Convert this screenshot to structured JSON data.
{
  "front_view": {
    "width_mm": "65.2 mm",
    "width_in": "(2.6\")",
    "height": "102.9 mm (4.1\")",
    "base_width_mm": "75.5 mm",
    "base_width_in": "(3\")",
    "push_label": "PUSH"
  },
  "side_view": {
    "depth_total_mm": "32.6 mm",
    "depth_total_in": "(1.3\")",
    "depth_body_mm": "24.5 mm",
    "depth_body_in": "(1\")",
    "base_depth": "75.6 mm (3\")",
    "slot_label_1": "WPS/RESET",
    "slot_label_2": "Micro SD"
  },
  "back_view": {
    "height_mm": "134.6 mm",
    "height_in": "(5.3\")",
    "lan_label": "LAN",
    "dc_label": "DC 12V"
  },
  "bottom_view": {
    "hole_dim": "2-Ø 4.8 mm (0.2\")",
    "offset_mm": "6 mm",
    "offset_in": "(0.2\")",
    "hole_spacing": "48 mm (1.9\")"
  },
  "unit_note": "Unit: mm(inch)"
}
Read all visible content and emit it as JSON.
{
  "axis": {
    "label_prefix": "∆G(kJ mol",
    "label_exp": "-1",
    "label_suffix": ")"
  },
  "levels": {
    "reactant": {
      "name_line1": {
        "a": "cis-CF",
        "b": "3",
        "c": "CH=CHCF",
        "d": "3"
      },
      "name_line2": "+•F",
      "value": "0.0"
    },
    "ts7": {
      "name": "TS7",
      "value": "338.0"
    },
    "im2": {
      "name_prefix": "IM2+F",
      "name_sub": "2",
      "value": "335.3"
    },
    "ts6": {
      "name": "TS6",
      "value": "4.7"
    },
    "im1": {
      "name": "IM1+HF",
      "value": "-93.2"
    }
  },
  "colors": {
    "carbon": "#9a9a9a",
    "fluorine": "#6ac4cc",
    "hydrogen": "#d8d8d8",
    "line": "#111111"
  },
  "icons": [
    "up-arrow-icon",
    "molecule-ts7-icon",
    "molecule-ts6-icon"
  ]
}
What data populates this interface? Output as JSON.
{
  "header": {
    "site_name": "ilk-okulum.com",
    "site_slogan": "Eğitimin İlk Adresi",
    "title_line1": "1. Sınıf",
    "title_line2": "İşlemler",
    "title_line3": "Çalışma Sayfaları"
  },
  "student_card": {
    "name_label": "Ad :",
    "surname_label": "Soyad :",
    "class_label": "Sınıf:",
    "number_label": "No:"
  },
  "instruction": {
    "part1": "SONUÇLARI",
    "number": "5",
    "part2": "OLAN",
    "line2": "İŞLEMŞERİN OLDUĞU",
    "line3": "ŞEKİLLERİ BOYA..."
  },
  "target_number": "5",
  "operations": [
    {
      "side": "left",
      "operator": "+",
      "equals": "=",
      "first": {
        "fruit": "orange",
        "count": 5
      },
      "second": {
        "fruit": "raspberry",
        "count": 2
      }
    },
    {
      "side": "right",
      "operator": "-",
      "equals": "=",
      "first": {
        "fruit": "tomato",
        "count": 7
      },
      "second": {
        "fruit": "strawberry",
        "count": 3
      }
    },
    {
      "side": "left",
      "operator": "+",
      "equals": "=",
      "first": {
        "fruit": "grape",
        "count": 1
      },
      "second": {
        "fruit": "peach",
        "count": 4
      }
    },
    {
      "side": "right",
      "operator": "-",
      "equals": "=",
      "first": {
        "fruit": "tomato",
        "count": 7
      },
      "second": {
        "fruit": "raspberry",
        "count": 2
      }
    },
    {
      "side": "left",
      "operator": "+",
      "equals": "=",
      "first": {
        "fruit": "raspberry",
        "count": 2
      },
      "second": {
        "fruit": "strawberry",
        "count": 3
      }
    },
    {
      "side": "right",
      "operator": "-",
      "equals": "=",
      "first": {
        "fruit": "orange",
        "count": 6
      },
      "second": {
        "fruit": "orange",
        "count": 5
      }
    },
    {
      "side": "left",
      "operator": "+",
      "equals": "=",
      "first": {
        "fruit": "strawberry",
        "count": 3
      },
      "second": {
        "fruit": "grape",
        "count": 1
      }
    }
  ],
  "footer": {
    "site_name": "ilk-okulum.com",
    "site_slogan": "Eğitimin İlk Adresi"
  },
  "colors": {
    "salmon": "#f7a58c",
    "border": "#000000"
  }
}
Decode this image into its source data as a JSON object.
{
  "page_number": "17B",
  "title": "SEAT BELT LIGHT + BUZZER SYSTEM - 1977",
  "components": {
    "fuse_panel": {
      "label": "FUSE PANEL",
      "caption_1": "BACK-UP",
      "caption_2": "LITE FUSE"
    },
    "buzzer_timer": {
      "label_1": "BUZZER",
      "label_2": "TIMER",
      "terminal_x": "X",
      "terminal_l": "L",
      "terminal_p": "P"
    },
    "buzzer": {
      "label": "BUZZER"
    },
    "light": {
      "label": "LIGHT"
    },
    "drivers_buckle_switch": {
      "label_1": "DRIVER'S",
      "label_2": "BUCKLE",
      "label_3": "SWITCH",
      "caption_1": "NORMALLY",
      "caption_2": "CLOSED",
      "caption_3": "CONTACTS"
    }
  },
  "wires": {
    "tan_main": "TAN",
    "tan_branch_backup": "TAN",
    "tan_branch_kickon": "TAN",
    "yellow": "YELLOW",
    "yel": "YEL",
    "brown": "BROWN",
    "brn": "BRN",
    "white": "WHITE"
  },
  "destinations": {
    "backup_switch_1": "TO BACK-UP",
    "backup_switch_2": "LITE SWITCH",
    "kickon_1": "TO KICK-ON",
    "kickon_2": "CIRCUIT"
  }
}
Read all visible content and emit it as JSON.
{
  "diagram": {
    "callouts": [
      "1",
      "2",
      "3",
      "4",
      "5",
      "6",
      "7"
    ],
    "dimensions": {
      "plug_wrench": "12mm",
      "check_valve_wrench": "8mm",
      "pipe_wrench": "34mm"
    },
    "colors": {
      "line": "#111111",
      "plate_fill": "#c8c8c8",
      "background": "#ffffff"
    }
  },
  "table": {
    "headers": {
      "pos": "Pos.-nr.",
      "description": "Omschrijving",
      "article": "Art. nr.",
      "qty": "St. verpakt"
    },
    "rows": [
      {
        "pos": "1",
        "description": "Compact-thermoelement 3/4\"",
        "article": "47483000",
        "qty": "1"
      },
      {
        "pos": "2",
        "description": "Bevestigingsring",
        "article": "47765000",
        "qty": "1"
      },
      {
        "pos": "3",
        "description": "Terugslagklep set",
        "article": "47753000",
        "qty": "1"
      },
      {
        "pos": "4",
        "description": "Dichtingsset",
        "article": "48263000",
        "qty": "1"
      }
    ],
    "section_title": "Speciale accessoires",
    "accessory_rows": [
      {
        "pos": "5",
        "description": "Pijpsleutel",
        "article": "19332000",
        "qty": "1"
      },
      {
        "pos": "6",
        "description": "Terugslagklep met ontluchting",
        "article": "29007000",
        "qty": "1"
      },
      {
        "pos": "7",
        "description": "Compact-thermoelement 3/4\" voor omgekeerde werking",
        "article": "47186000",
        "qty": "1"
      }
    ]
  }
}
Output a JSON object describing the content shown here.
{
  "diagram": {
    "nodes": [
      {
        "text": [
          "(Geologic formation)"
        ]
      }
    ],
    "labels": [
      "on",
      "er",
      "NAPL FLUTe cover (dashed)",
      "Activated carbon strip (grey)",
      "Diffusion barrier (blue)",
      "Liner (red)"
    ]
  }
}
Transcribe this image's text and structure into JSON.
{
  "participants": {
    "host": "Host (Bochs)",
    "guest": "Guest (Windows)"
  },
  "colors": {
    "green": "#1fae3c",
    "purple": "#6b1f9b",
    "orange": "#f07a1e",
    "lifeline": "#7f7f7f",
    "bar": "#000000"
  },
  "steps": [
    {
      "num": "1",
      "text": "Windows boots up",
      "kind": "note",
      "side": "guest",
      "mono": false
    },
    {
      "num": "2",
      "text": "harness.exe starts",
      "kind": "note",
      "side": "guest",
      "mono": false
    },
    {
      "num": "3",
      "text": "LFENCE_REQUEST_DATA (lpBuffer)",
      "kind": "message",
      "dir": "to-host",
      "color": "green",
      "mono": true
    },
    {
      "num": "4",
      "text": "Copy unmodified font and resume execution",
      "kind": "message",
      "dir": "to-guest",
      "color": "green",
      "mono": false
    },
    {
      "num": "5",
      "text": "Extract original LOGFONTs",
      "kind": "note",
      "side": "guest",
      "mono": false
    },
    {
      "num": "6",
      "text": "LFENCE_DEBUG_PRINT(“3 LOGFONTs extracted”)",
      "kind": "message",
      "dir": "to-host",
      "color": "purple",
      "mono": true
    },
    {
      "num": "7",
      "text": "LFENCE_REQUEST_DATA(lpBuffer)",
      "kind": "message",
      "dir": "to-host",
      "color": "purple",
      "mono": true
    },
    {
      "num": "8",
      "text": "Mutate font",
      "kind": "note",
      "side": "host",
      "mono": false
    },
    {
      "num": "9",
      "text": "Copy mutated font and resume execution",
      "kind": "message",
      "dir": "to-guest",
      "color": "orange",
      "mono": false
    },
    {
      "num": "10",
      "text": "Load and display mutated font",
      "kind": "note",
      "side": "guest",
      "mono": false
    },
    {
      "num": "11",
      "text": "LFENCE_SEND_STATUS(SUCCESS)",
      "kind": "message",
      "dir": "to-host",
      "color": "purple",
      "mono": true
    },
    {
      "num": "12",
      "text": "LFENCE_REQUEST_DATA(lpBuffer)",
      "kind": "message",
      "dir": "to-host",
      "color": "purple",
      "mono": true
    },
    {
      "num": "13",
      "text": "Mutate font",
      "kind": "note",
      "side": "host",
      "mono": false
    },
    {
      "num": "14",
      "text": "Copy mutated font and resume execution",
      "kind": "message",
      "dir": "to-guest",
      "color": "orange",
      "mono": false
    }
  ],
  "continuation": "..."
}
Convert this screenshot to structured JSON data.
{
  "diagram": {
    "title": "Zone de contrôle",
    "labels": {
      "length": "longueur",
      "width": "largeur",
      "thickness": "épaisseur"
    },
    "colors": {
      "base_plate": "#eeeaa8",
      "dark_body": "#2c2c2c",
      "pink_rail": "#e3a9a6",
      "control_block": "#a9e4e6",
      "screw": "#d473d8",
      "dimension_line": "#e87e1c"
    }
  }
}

========================================================================

## What you have to do
Pick out the lines containing the word "Windows" and show them.

## Exercise output
    "guest": "Guest (Windows)"
      "text": "Windows boots up",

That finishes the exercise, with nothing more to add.